Extracto de la página

==*==

Nunca he tenido muy clara la finalidad de las macro encuestas periódicas publican los organismos oficiales. Al principio, cuando no las leía, pensaban que estaban hechas para que los poderes pertinentes adaptasen las medidas futuras a las tendencias apuntadas en sus resultados o para que los periódicos llenaran algunos huecos de sus páginas.
Más tarde, cuando me percaté que las autoridades eran con demasiada frecuencia las primeras en saltarse a la torera sus advertencias, creí que quizás se publicaban sólo las positivas, para levantar el ánimo y la moral de la población, y se ocultaban las negativas para evitar efectos psicológicos adversos.
Ahora, que a veces las leo con detalle, he llegado a la conclusión de que lo hacen con la única intención de confundir y desmoralizar al ciudadano de a pie con la medición de unos ítems que pasan totalmente desapercibidos en nuestra vida cotidiana.
Y he llegado a tan nefasta conclusión porque el pasado día 13 al Ministerio de Sanidad y Consumo no se le ocurrió otra cosa que hacer públicos los resultados de la Encuesta Nacional de Salud de España (ENSE). Un instrumento, según el propio ministerio, ideado como instrumento para detectar y medir las desigualdades de salud, sobre todo en relación con el género y la clase social.

==*==

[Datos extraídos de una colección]
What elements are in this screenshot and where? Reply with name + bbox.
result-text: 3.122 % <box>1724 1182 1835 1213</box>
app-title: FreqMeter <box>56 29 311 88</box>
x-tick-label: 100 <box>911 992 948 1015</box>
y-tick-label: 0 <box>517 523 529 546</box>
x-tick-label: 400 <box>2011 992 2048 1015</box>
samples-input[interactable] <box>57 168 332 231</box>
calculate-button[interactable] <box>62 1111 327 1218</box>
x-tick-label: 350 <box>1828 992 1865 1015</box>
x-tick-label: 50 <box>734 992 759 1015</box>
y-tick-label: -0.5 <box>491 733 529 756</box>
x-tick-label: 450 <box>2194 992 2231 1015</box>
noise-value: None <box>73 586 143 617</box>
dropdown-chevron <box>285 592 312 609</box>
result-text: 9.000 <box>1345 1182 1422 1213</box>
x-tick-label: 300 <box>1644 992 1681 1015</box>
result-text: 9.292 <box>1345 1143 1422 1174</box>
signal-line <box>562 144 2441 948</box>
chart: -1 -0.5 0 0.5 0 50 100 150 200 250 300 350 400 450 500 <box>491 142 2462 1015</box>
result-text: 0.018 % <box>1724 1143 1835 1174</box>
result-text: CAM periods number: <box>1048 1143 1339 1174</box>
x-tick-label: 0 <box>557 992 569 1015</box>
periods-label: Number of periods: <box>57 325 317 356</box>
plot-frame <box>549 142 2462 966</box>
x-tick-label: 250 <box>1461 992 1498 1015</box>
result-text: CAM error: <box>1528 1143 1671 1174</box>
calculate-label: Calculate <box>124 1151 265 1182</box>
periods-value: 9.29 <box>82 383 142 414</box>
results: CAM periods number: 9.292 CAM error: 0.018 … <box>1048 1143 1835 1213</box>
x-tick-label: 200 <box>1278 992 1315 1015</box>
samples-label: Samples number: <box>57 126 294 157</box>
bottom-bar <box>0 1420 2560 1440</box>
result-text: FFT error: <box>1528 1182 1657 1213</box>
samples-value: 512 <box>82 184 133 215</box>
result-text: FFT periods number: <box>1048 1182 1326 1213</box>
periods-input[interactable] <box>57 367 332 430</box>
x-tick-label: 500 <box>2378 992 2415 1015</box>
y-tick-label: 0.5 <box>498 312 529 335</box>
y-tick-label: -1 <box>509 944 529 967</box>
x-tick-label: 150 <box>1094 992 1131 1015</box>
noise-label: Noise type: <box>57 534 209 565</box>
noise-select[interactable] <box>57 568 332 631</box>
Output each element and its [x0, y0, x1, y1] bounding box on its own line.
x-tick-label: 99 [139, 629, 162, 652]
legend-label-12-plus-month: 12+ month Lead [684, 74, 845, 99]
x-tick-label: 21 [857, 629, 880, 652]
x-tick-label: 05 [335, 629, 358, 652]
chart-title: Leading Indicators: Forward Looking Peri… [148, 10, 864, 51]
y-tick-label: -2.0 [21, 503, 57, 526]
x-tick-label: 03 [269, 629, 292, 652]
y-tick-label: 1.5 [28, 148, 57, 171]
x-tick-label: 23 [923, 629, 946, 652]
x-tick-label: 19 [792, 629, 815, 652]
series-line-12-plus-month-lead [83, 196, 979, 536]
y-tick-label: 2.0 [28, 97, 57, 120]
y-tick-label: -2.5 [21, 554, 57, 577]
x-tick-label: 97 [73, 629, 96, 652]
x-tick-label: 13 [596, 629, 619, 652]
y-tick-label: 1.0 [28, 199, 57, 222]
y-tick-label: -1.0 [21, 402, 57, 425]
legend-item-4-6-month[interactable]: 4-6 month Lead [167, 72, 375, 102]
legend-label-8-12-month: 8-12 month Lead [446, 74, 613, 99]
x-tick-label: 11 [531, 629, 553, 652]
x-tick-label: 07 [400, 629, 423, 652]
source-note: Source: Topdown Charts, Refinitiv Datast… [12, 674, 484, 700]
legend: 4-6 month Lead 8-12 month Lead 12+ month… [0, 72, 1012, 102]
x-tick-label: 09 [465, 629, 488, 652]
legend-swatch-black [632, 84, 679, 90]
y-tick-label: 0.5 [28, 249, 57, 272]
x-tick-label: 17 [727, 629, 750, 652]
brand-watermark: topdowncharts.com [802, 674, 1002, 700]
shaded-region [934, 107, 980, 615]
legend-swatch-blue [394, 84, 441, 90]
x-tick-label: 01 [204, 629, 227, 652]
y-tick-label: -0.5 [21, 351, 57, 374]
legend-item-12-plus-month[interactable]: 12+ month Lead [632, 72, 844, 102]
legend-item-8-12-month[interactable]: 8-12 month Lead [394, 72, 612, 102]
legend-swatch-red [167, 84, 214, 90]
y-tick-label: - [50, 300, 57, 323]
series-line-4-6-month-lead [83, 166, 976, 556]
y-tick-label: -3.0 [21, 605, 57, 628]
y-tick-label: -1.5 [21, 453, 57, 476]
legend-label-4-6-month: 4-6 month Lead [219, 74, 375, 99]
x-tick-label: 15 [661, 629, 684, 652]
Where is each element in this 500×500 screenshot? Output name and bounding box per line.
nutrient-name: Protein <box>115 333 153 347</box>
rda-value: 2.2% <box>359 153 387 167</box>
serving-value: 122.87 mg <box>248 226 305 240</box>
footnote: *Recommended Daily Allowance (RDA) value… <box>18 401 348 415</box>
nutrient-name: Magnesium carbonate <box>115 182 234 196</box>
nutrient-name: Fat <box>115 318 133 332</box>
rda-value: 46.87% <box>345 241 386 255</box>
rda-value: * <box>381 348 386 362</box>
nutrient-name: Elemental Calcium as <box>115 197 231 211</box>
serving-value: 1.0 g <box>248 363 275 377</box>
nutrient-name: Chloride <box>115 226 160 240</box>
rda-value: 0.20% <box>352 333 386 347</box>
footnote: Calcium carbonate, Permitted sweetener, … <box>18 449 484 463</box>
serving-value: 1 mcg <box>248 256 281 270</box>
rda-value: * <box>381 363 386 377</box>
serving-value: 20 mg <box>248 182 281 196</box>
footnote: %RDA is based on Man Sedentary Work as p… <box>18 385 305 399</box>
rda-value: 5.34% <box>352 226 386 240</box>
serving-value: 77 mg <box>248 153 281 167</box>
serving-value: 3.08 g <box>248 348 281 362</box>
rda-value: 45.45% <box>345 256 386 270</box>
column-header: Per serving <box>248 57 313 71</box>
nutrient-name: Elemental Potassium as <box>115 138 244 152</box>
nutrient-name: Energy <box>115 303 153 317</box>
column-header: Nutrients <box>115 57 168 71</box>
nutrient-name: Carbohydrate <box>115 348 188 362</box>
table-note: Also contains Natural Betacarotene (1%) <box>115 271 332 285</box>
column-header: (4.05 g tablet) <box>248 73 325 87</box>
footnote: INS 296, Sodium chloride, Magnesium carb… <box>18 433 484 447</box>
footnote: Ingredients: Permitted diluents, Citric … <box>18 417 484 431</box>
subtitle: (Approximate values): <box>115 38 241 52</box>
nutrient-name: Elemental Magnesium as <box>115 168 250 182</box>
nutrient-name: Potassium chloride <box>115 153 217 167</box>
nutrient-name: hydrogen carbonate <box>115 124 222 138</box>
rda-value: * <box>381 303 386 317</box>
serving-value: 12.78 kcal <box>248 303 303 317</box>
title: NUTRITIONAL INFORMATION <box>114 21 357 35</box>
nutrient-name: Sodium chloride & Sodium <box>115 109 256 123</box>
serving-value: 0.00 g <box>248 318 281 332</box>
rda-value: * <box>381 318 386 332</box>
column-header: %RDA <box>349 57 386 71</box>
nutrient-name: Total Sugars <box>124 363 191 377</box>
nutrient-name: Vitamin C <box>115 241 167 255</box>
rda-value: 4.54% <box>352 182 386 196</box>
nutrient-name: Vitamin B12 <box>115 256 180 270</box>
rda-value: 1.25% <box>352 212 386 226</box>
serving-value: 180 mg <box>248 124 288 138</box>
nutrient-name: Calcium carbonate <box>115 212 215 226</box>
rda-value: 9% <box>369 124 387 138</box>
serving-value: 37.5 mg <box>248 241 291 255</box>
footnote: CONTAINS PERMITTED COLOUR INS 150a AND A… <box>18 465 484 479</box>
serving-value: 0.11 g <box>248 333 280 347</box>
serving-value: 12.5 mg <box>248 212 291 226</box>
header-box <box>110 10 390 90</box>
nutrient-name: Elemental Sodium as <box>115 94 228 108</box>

==*==

Instrucciones de tarea
Determine si las afirmaciones (a), (b) y (c) concuerdan con el extracto sobre las encuestas oficiales. Responda a cada una con sí o no y cite textualmente las palabras del extracto que lo deciden.
(a) El Ministerio de Sanidad y Consumo hizo públicos el día 13 los resultados de la Encuesta Nacional de Salud de España.
(b) En la actualidad el autor ya no lee nunca estas encuestas.
(c) Según el ministerio, la ENSE se ideó para medir las desigualdades de salud sobre todo en relación con la edad y la región.

Ejercicio resuelto
(a) Sí: «el pasado día 13 al Ministerio de Sanidad y Consumo no se le ocurrió otra cosa que hacer públicos los resultados de la Encuesta Nacional de Salud de España (ENSE)».
(b) No: «Ahora, que a veces las leo con detalle».
(c) No: «sobre todo en relación con el género y la clase social».